[Layout element entries]
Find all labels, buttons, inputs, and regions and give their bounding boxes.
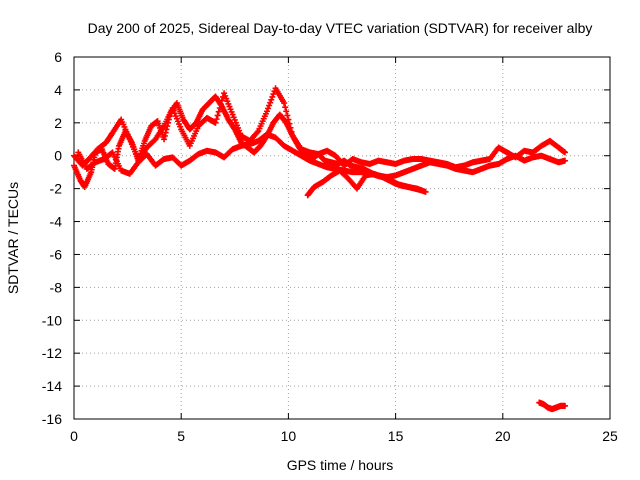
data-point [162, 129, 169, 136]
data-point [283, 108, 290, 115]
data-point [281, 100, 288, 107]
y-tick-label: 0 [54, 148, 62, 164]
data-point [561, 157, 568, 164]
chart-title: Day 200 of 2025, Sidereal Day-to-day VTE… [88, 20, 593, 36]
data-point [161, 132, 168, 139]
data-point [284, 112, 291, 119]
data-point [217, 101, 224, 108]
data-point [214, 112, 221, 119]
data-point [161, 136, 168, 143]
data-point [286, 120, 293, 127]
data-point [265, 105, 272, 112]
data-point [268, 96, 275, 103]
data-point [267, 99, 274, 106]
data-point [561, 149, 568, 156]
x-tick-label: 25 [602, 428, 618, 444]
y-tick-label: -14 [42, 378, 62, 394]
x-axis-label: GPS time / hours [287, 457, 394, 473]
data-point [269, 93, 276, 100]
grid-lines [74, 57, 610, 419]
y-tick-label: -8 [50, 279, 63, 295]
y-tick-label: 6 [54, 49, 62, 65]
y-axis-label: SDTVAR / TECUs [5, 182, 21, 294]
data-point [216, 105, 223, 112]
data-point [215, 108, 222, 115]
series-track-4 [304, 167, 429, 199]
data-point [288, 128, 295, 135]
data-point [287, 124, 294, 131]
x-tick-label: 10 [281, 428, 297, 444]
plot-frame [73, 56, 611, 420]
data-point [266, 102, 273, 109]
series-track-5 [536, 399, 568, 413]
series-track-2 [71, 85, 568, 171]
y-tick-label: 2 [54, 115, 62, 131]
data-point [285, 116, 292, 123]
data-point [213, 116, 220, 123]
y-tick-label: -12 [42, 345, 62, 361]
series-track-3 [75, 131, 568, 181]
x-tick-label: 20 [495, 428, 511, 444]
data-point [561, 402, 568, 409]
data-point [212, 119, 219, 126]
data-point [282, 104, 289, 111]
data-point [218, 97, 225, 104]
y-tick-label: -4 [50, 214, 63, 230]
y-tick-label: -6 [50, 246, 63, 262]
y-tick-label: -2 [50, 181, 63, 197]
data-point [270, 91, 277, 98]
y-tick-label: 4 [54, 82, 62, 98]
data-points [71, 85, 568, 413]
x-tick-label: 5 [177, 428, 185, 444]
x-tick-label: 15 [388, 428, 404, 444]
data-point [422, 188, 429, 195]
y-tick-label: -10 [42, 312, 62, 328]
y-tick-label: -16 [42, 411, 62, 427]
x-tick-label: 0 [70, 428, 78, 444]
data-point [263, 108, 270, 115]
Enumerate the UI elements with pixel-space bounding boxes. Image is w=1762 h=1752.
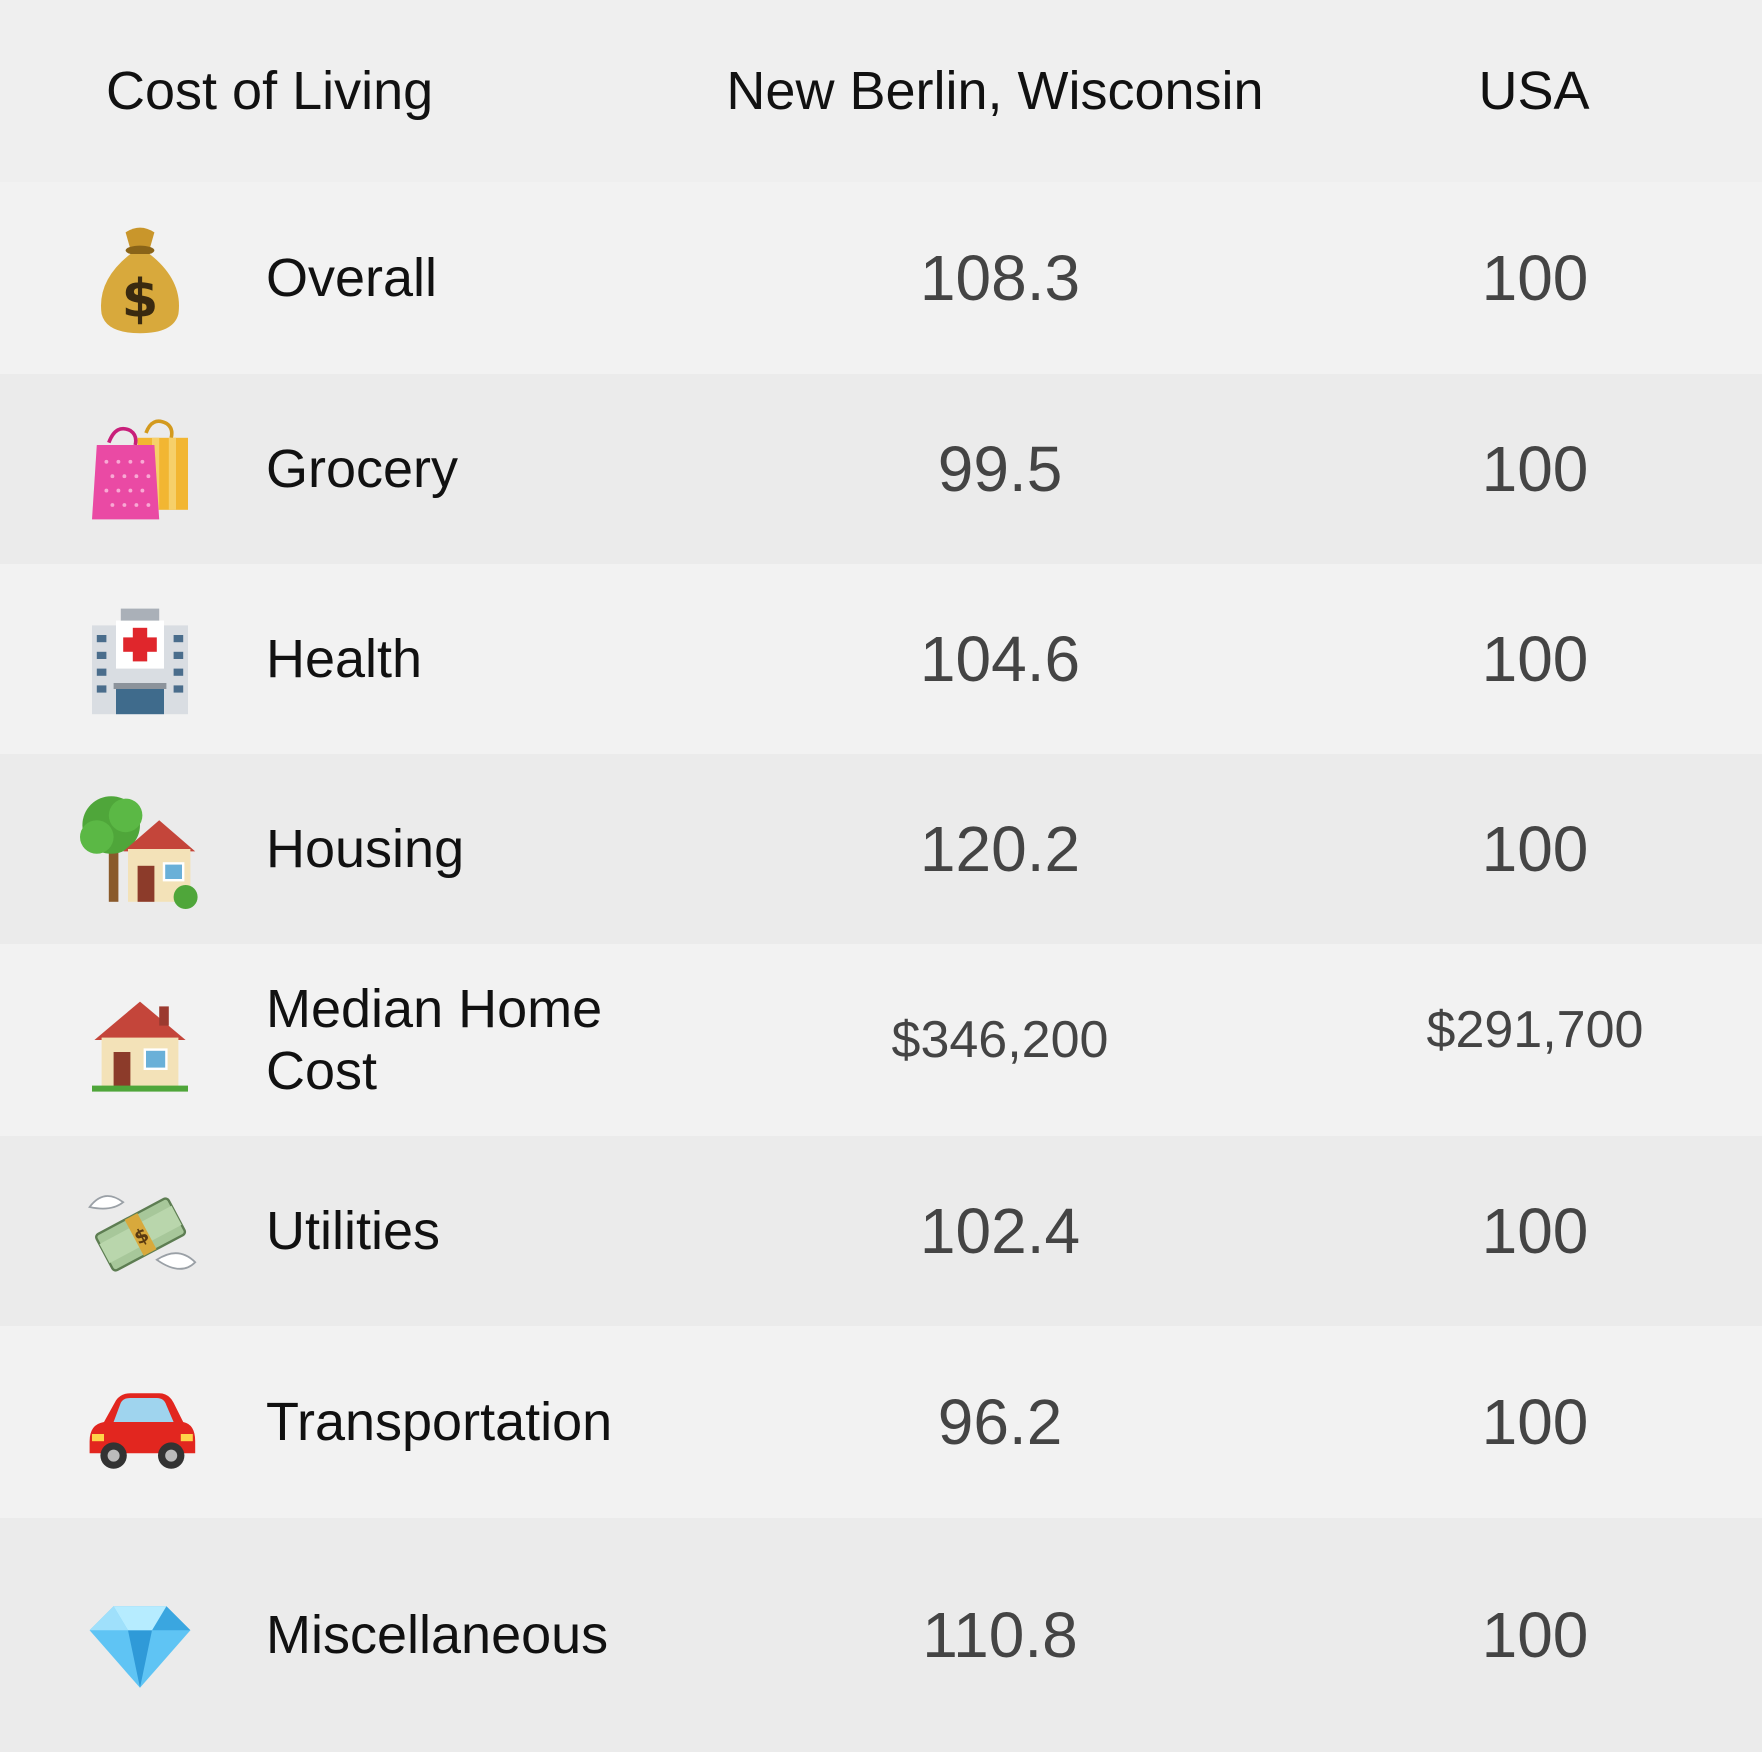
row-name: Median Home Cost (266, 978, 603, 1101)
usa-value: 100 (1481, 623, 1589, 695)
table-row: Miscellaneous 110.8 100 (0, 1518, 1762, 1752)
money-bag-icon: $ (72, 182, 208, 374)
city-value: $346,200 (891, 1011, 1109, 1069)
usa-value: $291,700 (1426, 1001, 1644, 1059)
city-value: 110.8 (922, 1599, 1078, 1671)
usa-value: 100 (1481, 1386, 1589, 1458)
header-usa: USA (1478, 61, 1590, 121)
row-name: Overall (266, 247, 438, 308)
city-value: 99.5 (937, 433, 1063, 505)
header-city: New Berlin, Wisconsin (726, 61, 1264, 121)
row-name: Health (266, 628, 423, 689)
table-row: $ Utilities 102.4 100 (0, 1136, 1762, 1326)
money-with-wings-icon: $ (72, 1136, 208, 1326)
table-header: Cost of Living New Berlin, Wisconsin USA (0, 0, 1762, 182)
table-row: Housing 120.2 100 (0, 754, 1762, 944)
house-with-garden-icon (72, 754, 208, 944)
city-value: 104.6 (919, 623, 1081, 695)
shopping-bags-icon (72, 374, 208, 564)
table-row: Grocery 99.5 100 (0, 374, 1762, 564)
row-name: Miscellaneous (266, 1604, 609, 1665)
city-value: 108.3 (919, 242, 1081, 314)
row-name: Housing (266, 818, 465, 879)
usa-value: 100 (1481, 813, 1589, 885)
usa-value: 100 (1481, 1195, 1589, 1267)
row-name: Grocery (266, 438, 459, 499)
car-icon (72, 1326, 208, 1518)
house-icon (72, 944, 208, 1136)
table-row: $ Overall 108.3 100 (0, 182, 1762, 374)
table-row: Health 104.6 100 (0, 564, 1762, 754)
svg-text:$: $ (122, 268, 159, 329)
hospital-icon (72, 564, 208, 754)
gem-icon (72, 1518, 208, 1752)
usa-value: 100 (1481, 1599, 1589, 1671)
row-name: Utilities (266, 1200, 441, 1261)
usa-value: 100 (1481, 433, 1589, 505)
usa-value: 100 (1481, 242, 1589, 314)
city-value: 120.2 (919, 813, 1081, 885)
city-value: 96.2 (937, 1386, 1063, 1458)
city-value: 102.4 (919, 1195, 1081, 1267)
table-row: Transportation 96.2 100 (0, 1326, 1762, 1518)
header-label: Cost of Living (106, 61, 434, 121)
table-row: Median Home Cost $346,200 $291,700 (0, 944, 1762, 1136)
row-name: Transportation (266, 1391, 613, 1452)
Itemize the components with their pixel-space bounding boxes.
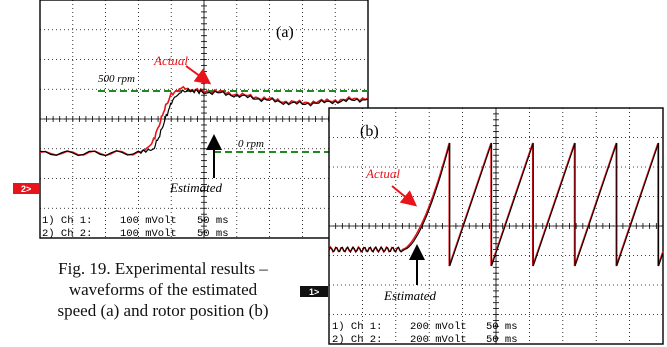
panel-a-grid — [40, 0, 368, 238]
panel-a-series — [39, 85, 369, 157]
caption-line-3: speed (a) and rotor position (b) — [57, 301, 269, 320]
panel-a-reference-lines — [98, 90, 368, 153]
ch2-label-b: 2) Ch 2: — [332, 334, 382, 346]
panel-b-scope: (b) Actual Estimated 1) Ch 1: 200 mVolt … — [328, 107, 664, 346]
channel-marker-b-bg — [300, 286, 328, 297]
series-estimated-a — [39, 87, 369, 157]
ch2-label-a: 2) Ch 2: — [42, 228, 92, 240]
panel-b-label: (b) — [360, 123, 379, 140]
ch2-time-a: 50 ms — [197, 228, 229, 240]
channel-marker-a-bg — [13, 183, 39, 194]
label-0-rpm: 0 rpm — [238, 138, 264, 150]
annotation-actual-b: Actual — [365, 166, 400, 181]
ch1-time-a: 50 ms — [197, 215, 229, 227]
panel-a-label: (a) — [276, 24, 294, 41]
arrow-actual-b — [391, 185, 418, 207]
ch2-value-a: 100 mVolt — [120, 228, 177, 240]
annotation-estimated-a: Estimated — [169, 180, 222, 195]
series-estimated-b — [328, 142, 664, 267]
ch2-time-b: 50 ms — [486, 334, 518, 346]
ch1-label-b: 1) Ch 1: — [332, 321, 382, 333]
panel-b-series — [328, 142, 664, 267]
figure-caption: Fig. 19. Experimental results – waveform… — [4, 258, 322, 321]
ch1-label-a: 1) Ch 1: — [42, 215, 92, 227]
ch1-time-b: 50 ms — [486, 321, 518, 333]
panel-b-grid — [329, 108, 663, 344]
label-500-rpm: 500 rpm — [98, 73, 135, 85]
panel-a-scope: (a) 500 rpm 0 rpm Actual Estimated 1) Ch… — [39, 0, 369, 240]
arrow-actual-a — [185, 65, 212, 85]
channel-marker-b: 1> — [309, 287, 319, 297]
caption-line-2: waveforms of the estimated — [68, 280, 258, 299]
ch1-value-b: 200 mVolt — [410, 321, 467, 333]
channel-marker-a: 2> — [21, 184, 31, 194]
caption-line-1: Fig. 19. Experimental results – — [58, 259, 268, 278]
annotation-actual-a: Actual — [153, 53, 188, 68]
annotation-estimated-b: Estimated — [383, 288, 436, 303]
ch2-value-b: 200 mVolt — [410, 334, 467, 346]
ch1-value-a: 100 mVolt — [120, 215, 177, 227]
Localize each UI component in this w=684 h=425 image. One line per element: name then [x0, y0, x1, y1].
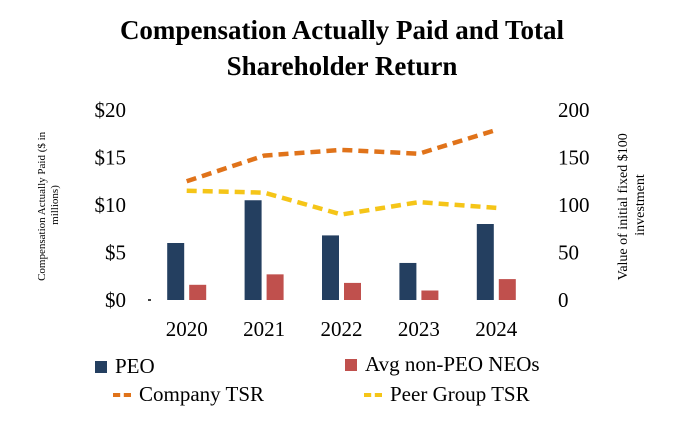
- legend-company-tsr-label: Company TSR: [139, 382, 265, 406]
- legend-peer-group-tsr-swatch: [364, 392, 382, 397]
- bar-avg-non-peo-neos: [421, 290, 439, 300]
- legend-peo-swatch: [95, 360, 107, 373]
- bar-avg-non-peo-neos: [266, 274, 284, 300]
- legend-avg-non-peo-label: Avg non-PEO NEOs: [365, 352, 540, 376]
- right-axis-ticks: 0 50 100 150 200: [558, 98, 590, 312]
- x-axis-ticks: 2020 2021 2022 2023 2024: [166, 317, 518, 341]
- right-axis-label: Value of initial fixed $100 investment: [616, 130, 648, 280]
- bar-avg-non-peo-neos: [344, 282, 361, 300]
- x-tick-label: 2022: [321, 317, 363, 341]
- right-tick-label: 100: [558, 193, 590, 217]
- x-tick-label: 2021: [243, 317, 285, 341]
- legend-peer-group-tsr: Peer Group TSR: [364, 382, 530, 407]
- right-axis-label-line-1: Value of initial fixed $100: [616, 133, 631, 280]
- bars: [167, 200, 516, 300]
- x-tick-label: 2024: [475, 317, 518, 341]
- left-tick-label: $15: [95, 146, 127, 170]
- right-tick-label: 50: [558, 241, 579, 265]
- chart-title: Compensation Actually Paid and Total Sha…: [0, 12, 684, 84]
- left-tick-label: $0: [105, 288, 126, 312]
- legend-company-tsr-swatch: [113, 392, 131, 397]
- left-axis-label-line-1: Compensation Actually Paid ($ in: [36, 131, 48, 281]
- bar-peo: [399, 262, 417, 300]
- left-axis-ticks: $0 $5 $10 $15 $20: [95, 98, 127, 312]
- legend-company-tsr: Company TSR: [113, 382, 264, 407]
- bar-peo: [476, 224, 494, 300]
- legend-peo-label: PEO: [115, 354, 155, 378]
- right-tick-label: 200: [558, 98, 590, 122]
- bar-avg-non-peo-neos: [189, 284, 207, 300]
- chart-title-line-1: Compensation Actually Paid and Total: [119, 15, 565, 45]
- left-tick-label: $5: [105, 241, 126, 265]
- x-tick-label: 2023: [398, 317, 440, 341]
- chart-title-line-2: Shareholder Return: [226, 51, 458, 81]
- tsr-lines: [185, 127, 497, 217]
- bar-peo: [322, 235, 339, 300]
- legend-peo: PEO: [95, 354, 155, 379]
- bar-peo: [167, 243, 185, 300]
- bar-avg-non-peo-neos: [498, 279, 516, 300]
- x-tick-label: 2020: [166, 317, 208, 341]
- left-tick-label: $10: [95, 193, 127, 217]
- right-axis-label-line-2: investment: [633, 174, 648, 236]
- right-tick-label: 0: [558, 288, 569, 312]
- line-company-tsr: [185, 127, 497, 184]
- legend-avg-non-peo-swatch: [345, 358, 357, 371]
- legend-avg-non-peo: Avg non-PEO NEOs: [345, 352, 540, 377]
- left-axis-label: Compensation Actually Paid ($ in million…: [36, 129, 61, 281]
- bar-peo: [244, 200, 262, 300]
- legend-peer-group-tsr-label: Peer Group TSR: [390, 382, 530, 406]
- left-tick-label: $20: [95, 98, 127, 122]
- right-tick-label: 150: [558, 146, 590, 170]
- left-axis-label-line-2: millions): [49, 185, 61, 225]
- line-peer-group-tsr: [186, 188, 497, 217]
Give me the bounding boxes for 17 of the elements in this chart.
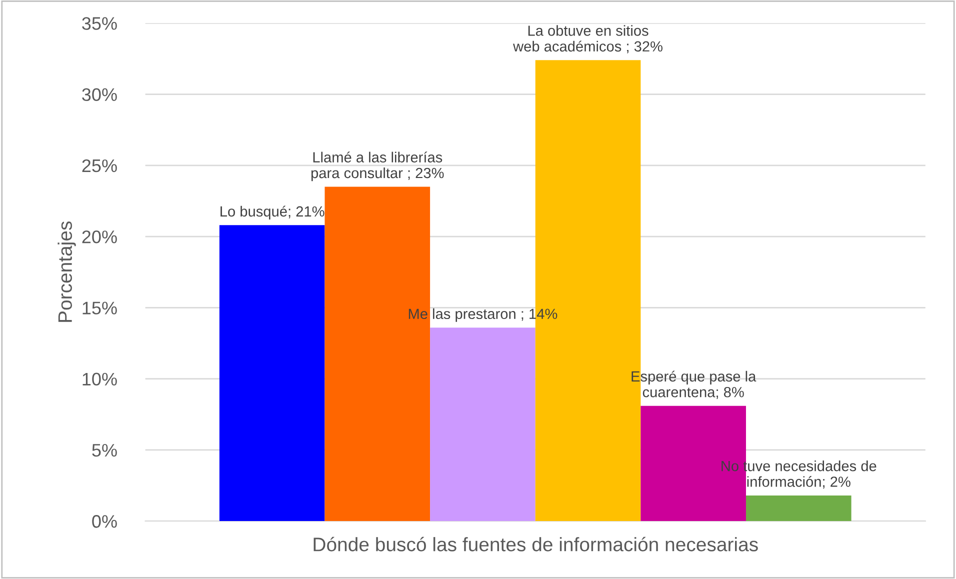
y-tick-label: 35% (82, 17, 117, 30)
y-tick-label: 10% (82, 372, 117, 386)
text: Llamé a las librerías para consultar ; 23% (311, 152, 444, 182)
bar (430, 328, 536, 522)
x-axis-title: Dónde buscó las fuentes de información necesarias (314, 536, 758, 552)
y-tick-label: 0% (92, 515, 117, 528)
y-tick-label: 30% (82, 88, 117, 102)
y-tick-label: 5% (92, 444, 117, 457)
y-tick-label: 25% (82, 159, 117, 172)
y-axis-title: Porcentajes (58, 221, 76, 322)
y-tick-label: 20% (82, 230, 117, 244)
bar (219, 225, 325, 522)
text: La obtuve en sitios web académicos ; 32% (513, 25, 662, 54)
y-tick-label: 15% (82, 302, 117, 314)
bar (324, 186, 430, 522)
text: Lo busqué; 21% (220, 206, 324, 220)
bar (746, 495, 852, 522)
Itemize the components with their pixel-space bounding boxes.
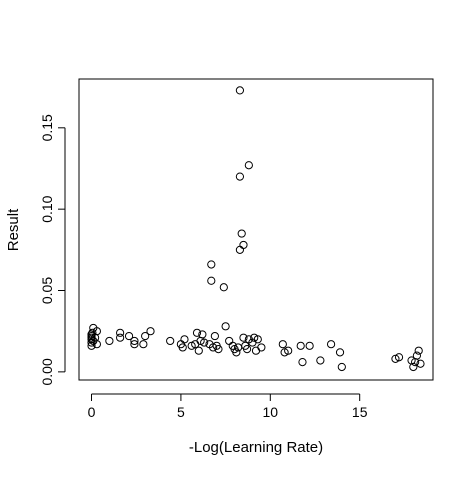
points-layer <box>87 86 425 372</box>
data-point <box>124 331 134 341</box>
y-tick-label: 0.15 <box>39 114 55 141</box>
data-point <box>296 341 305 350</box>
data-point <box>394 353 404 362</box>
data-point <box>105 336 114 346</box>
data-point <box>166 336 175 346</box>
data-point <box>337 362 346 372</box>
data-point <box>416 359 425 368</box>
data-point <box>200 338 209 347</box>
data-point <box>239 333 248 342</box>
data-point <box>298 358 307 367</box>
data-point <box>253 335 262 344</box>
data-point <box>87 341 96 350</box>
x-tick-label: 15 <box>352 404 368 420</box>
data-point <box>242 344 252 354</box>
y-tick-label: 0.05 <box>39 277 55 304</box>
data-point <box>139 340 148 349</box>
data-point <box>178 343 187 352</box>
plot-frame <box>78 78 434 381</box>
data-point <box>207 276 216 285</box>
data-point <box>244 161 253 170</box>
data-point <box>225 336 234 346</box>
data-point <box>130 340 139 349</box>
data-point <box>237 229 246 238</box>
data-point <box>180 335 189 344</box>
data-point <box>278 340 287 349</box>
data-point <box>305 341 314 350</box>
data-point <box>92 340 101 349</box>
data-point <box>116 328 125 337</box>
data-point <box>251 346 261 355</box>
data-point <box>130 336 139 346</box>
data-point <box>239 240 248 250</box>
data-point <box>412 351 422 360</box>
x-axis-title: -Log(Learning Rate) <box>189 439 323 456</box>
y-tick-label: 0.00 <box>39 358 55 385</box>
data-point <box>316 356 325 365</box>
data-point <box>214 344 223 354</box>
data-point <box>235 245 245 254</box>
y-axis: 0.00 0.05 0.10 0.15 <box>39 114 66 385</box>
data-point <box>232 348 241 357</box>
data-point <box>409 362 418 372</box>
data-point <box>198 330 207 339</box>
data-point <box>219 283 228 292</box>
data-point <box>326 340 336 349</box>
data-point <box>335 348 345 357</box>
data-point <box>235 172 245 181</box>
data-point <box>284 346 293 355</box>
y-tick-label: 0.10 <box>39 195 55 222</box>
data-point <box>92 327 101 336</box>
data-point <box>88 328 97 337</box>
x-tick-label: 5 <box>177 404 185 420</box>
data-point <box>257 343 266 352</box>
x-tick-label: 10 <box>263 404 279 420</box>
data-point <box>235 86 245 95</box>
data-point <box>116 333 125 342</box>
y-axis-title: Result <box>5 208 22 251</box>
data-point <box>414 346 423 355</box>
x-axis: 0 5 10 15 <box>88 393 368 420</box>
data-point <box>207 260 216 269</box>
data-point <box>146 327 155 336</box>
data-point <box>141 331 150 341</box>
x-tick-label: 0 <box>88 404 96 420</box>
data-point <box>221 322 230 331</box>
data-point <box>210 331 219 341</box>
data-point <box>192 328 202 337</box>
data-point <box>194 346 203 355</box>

• **SHORT PROBLEM**
Reproduce, unchanged, every line of the data from the one containing "panel-a-grid — [40, 0, 368, 238]" down through the one containing "panel-b-scope: (b) Actual".

• **ANSWER IN FULL**
panel-a-grid — [40, 0, 368, 238]
panel-a-series — [39, 85, 369, 157]
caption-line-3: speed (a) and rotor position (b) — [57, 301, 269, 320]
panel-a-reference-lines — [98, 90, 368, 153]
ch2-label-b: 2) Ch 2: — [332, 334, 382, 346]
panel-b-scope: (b) Actual Estimated 1) Ch 1: 200 mVolt … — [328, 107, 664, 346]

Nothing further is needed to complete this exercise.